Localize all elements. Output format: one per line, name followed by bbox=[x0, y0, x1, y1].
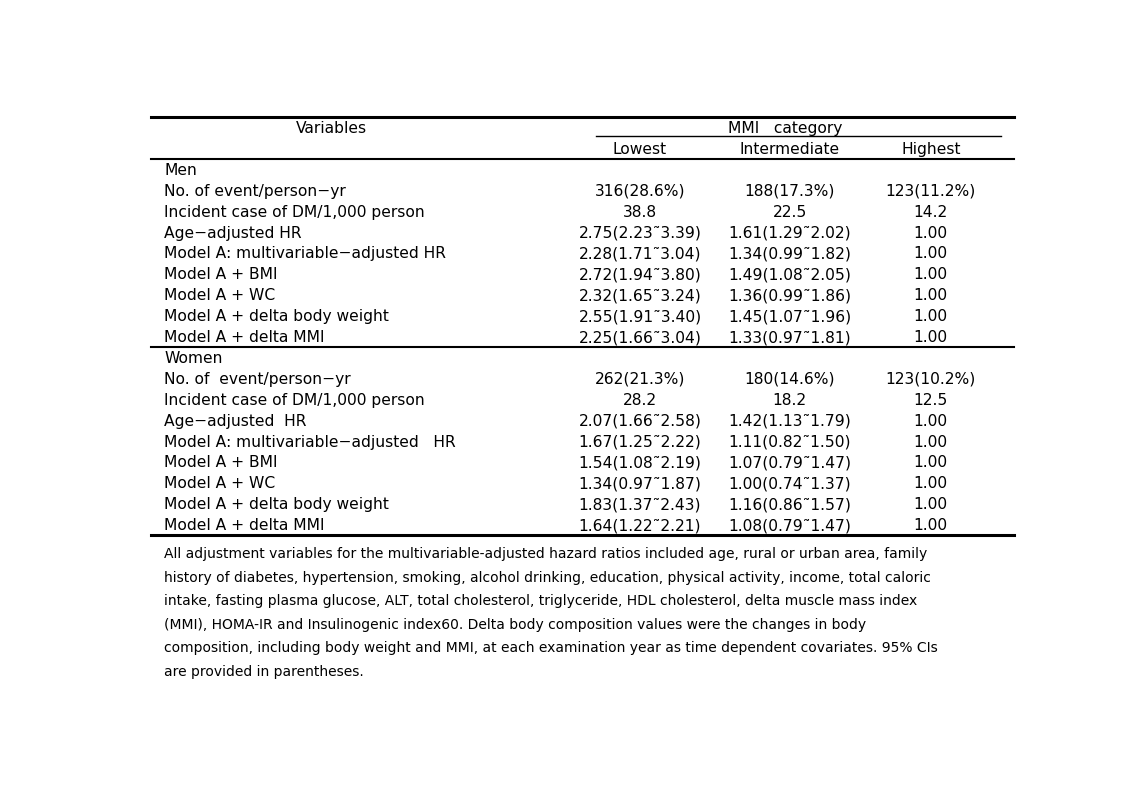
Text: Women: Women bbox=[164, 350, 223, 365]
Text: 14.2: 14.2 bbox=[914, 205, 948, 219]
Text: 28.2: 28.2 bbox=[623, 392, 657, 407]
Text: 12.5: 12.5 bbox=[914, 392, 948, 407]
Text: Variables: Variables bbox=[296, 121, 367, 136]
Text: 123(11.2%): 123(11.2%) bbox=[886, 184, 976, 198]
Text: Model A + BMI: Model A + BMI bbox=[164, 454, 277, 470]
Text: Incident case of DM/1,000 person: Incident case of DM/1,000 person bbox=[164, 205, 425, 219]
Text: 316(28.6%): 316(28.6%) bbox=[595, 184, 686, 198]
Text: 1.00: 1.00 bbox=[914, 267, 948, 282]
Text: 1.00: 1.00 bbox=[914, 454, 948, 470]
Text: 1.00: 1.00 bbox=[914, 517, 948, 532]
Text: Model A: multivariable−adjusted HR: Model A: multivariable−adjusted HR bbox=[164, 247, 446, 261]
Text: 1.00: 1.00 bbox=[914, 434, 948, 449]
Text: Model A + delta body weight: Model A + delta body weight bbox=[164, 309, 389, 324]
Text: Men: Men bbox=[164, 163, 197, 177]
Text: 1.00: 1.00 bbox=[914, 475, 948, 491]
Text: 1.33(0.97˜1.81): 1.33(0.97˜1.81) bbox=[729, 329, 852, 344]
Text: 1.00(0.74˜1.37): 1.00(0.74˜1.37) bbox=[729, 475, 852, 491]
Text: 1.07(0.79˜1.47): 1.07(0.79˜1.47) bbox=[729, 454, 852, 470]
Text: 2.75(2.23˜3.39): 2.75(2.23˜3.39) bbox=[579, 226, 702, 240]
Text: 2.32(1.65˜3.24): 2.32(1.65˜3.24) bbox=[579, 288, 702, 303]
Text: 1.36(0.99˜1.86): 1.36(0.99˜1.86) bbox=[729, 288, 852, 303]
Text: No. of  event/person−yr: No. of event/person−yr bbox=[164, 371, 351, 386]
Text: All adjustment variables for the multivariable-adjusted hazard ratios included a: All adjustment variables for the multiva… bbox=[164, 547, 928, 560]
Text: Age−adjusted  HR: Age−adjusted HR bbox=[164, 413, 307, 428]
Text: 1.00: 1.00 bbox=[914, 288, 948, 303]
Text: 1.83(1.37˜2.43): 1.83(1.37˜2.43) bbox=[579, 496, 702, 512]
Text: Lowest: Lowest bbox=[613, 142, 667, 157]
Text: Model A + BMI: Model A + BMI bbox=[164, 267, 277, 282]
Text: 1.00: 1.00 bbox=[914, 329, 948, 344]
Text: Model A + delta MMI: Model A + delta MMI bbox=[164, 329, 325, 344]
Text: 38.8: 38.8 bbox=[623, 205, 657, 219]
Text: Model A + delta MMI: Model A + delta MMI bbox=[164, 517, 325, 532]
Text: Highest: Highest bbox=[901, 142, 961, 157]
Text: Model A + WC: Model A + WC bbox=[164, 475, 275, 491]
Text: 1.64(1.22˜2.21): 1.64(1.22˜2.21) bbox=[579, 517, 702, 532]
Text: 1.08(0.79˜1.47): 1.08(0.79˜1.47) bbox=[729, 517, 852, 532]
Text: 18.2: 18.2 bbox=[773, 392, 807, 407]
Text: 262(21.3%): 262(21.3%) bbox=[595, 371, 686, 386]
Text: Model A: multivariable−adjusted   HR: Model A: multivariable−adjusted HR bbox=[164, 434, 456, 449]
Text: 1.34(0.99˜1.82): 1.34(0.99˜1.82) bbox=[729, 247, 852, 261]
Text: 1.00: 1.00 bbox=[914, 413, 948, 428]
Text: Model A + delta body weight: Model A + delta body weight bbox=[164, 496, 389, 512]
Text: Model A + WC: Model A + WC bbox=[164, 288, 275, 303]
Text: history of diabetes, hypertension, smoking, alcohol drinking, education, physica: history of diabetes, hypertension, smoki… bbox=[164, 570, 931, 584]
Text: 1.00: 1.00 bbox=[914, 226, 948, 240]
Text: 1.34(0.97˜1.87): 1.34(0.97˜1.87) bbox=[579, 475, 702, 491]
Text: are provided in parentheses.: are provided in parentheses. bbox=[164, 664, 364, 678]
Text: 1.67(1.25˜2.22): 1.67(1.25˜2.22) bbox=[579, 434, 702, 449]
Text: No. of event/person−yr: No. of event/person−yr bbox=[164, 184, 346, 198]
Text: 1.00: 1.00 bbox=[914, 247, 948, 261]
Text: Incident case of DM/1,000 person: Incident case of DM/1,000 person bbox=[164, 392, 425, 407]
Text: 1.42(1.13˜1.79): 1.42(1.13˜1.79) bbox=[729, 413, 852, 428]
Text: 2.07(1.66˜2.58): 2.07(1.66˜2.58) bbox=[579, 413, 702, 428]
Text: 1.61(1.29˜2.02): 1.61(1.29˜2.02) bbox=[729, 226, 852, 240]
Text: intake, fasting plasma glucose, ALT, total cholesterol, triglyceride, HDL choles: intake, fasting plasma glucose, ALT, tot… bbox=[164, 593, 918, 607]
Text: 180(14.6%): 180(14.6%) bbox=[745, 371, 835, 386]
Text: MMI   category: MMI category bbox=[728, 121, 843, 136]
Text: 2.25(1.66˜3.04): 2.25(1.66˜3.04) bbox=[579, 329, 702, 344]
Text: 1.49(1.08˜2.05): 1.49(1.08˜2.05) bbox=[729, 267, 852, 282]
Text: 1.54(1.08˜2.19): 1.54(1.08˜2.19) bbox=[579, 454, 702, 470]
Text: 2.55(1.91˜3.40): 2.55(1.91˜3.40) bbox=[579, 309, 702, 324]
Text: composition, including body weight and MMI, at each examination year as time dep: composition, including body weight and M… bbox=[164, 641, 938, 654]
Text: 188(17.3%): 188(17.3%) bbox=[745, 184, 835, 198]
Text: 1.00: 1.00 bbox=[914, 309, 948, 324]
Text: (MMI), HOMA-IR and Insulinogenic index60. Delta body composition values were the: (MMI), HOMA-IR and Insulinogenic index60… bbox=[164, 617, 866, 631]
Text: 1.11(0.82˜1.50): 1.11(0.82˜1.50) bbox=[729, 434, 850, 449]
Text: Intermediate: Intermediate bbox=[740, 142, 840, 157]
Text: 1.16(0.86˜1.57): 1.16(0.86˜1.57) bbox=[729, 496, 852, 512]
Text: Age−adjusted HR: Age−adjusted HR bbox=[164, 226, 301, 240]
Text: 22.5: 22.5 bbox=[773, 205, 807, 219]
Text: 123(10.2%): 123(10.2%) bbox=[886, 371, 976, 386]
Text: 1.00: 1.00 bbox=[914, 496, 948, 512]
Text: 2.72(1.94˜3.80): 2.72(1.94˜3.80) bbox=[579, 267, 702, 282]
Text: 1.45(1.07˜1.96): 1.45(1.07˜1.96) bbox=[728, 309, 852, 324]
Text: 2.28(1.71˜3.04): 2.28(1.71˜3.04) bbox=[579, 247, 702, 261]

※ ※ ※

- **SET TASK**
Copy out the entries from the line holding "Text: Women: Women bbox=[164, 350, 223, 365]" through the line holding "Text: 1.00: 1.00 bbox=[914, 434, 948, 449]", inclusive.

- **REPLY TO THE EXERCISE**
Text: Women: Women bbox=[164, 350, 223, 365]
Text: 14.2: 14.2 bbox=[914, 205, 948, 219]
Text: 28.2: 28.2 bbox=[623, 392, 657, 407]
Text: 12.5: 12.5 bbox=[914, 392, 948, 407]
Text: Variables: Variables bbox=[296, 121, 367, 136]
Text: 123(11.2%): 123(11.2%) bbox=[886, 184, 976, 198]
Text: Model A + BMI: Model A + BMI bbox=[164, 454, 277, 470]
Text: Incident case of DM/1,000 person: Incident case of DM/1,000 person bbox=[164, 205, 425, 219]
Text: 316(28.6%): 316(28.6%) bbox=[595, 184, 686, 198]
Text: 1.00: 1.00 bbox=[914, 267, 948, 282]
Text: 1.00: 1.00 bbox=[914, 454, 948, 470]
Text: 1.00: 1.00 bbox=[914, 517, 948, 532]
Text: Model A: multivariable−adjusted HR: Model A: multivariable−adjusted HR bbox=[164, 247, 446, 261]
Text: 1.00: 1.00 bbox=[914, 434, 948, 449]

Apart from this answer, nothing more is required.